** start PROVIDED RECORDS **

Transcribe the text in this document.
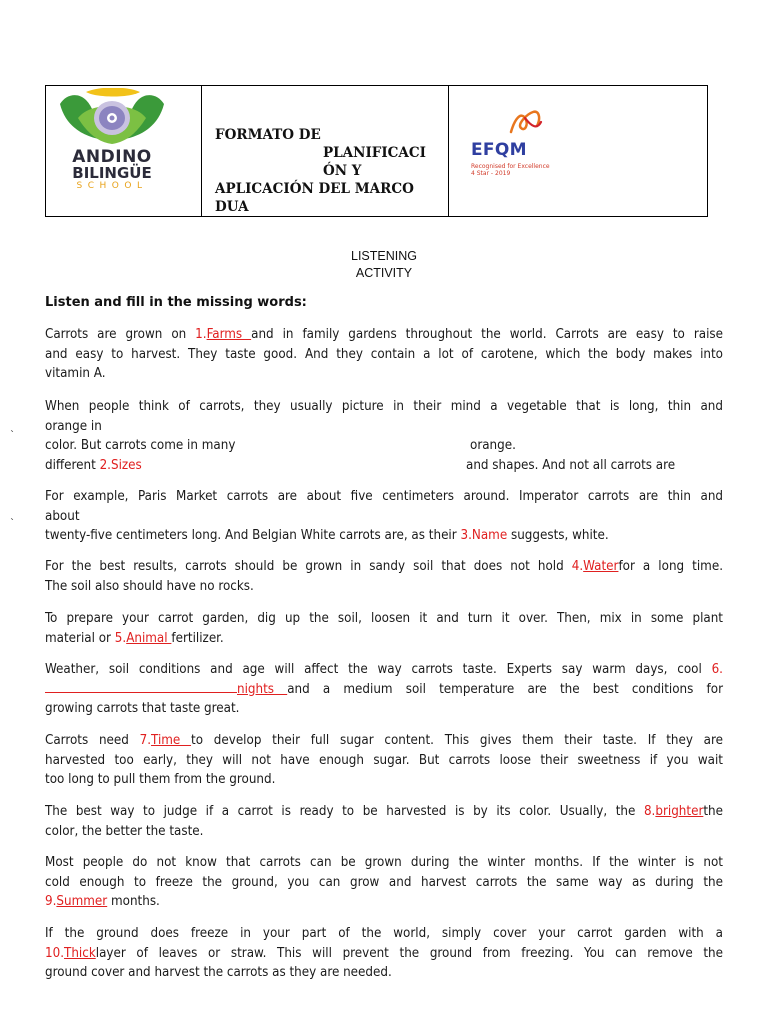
ANDINO
BILINGÜE
SCHOOL
FORMATO DE
PLANIFICACI
ÓN Y
APLICACIÓN DEL MARCO
DUA
EFQM
Recognised for Excellence
4 Star - 2019
LISTENING
ACTIVITY
Listen and fill in the missing words:
Carrots are grown on 1.Farms and in family gardens throughout the world. Carrots are easy to raise
and easy to harvest. They taste good. And they contain a lot of carotene, which the body makes into
vitamin A.
When people think of carrots, they usually picture in their mind a vegetable that is long, thin and
orange in
color. But carrots come in many	orange.
different 2.Sizes	and shapes. And not all carrots are
`
For example, Paris Market carrots are about five centimeters around. Imperator carrots are thin and
about
twenty-five centimeters long. And Belgian White carrots are, as their 3.Name suggests, white.
`
For the best results, carrots should be grown in sandy soil that does not hold 4.Waterfor a long time.
The soil also should have no rocks.
To prepare your carrot garden, dig up the soil, loosen it and turn it over. Then, mix in some plant
material or 5.Animal fertilizer.
Weather, soil conditions and age will affect the way carrots taste. Experts say warm days, cool 6.
nights and a medium soil temperature are the best conditions for
growing carrots that taste great.
Carrots need 7.Time to develop their full sugar content. This gives them their taste. If they are
harvested too early, they will not have enough sugar. But carrots loose their sweetness if you wait
too long to pull them from the ground.
The best way to judge if a carrot is ready to be harvested is by its color. Usually, the 8.brighterthe
color, the better the taste.
Most people do not know that carrots can be grown during the winter months. If the winter is not
cold enough to freeze the ground, you can grow and harvest carrots the same way as during the
9.Summer months.
If the ground does freeze in your part of the world, simply cover your carrot garden with a
10.Thicklayer of leaves or straw. This will prevent the ground from freezing. You can remove the
ground cover and harvest the carrots as they are needed.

** end PROVIDED RECORDS **

WHAT IS ASKED:
Each line of the data should be quoted exactly, with pictures left out.

ANSWER TO THE EXERCISE:
Transcribe the text in this document.
ANDINO
BILINGÜE
SCHOOL
FORMATO DE
PLANIFICACI
ÓN Y
APLICACIÓN DEL MARCO
DUA
EFQM
Recognised for Excellence
4 Star - 2019
LISTENING
ACTIVITY
Listen and fill in the missing words:
Carrots are grown on 1.Farms and in family gardens throughout the world. Carrots are easy to raise
and easy to harvest. They taste good. And they contain a lot of carotene, which the body makes into
vitamin A.
When people think of carrots, they usually picture in their mind a vegetable that is long, thin and
orange in
color. But carrots come in many	orange.
different 2.Sizes	and shapes. And not all carrots are
`
For example, Paris Market carrots are about five centimeters around. Imperator carrots are thin and
about
twenty-five centimeters long. And Belgian White carrots are, as their 3.Name suggests, white.
`
For the best results, carrots should be grown in sandy soil that does not hold 4.Waterfor a long time.
The soil also should have no rocks.
To prepare your carrot garden, dig up the soil, loosen it and turn it over. Then, mix in some plant
material or 5.Animal fertilizer.
Weather, soil conditions and age will affect the way carrots taste. Experts say warm days, cool 6.
nights and a medium soil temperature are the best conditions for
growing carrots that taste great.
Carrots need 7.Time to develop their full sugar content. This gives them their taste. If they are
harvested too early, they will not have enough sugar. But carrots loose their sweetness if you wait
too long to pull them from the ground.
The best way to judge if a carrot is ready to be harvested is by its color. Usually, the 8.brighterthe
color, the better the taste.
Most people do not know that carrots can be grown during the winter months. If the winter is not
cold enough to freeze the ground, you can grow and harvest carrots the same way as during the
9.Summer months.
If the ground does freeze in your part of the world, simply cover your carrot garden with a
10.Thicklayer of leaves or straw. This will prevent the ground from freezing. You can remove the
ground cover and harvest the carrots as they are needed.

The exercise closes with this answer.